··· INPUT RECORDS
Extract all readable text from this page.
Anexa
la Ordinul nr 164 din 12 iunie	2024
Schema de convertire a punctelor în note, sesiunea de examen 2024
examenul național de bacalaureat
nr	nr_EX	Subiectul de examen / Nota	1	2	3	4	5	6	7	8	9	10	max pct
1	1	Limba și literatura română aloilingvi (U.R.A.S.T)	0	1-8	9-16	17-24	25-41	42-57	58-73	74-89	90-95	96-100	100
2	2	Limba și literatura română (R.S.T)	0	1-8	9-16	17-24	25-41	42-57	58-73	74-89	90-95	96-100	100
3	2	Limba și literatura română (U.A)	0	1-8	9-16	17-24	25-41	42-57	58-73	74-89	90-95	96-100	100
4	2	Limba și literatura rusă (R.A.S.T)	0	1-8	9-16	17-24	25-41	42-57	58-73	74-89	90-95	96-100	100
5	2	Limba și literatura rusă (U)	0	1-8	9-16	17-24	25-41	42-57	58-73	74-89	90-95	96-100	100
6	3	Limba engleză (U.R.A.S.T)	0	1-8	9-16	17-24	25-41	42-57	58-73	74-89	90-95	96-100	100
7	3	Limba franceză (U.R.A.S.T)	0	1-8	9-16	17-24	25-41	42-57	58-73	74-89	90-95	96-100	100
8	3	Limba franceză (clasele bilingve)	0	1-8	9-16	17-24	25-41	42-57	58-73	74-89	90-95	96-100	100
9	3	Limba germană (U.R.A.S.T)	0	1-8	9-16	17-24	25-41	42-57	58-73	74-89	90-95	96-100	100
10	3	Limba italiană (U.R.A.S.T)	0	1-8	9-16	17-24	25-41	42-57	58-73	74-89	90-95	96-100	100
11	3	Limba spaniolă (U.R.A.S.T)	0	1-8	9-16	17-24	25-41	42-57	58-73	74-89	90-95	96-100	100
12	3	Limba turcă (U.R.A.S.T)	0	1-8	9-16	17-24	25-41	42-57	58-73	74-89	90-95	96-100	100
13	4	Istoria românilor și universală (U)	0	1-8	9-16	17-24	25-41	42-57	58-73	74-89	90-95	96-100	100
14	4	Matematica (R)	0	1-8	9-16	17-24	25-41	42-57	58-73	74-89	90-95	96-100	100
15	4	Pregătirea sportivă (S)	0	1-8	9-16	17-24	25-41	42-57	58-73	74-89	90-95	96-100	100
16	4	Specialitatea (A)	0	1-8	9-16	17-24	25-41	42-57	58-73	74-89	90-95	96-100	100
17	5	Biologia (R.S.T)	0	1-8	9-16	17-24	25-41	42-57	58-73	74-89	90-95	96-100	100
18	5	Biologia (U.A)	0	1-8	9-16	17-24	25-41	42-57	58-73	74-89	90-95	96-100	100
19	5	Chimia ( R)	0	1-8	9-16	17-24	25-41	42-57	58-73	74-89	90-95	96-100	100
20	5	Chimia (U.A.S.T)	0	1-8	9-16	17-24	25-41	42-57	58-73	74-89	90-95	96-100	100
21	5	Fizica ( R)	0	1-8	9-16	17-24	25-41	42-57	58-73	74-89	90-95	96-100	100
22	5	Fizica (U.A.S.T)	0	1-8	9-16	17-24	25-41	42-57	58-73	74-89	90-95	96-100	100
······
● **TASK TO CARRY OUT**
Find how many lines hold the string "română", and state that number alone.

● **TASK RESULT**
3